• [EXERCISE DIRECTIONS]: Go through the entries and count the lines with the string "label" in them. Give only that number.

===== RECORDS =====

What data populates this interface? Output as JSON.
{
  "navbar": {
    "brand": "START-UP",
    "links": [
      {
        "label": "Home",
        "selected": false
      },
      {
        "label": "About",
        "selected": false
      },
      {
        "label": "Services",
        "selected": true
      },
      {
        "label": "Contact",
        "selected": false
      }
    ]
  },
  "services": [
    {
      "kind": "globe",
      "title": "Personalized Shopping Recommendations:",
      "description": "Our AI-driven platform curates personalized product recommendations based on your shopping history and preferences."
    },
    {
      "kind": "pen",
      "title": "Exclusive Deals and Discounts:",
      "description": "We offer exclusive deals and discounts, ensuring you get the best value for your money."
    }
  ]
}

=====

• [IN RESPONSE]: 4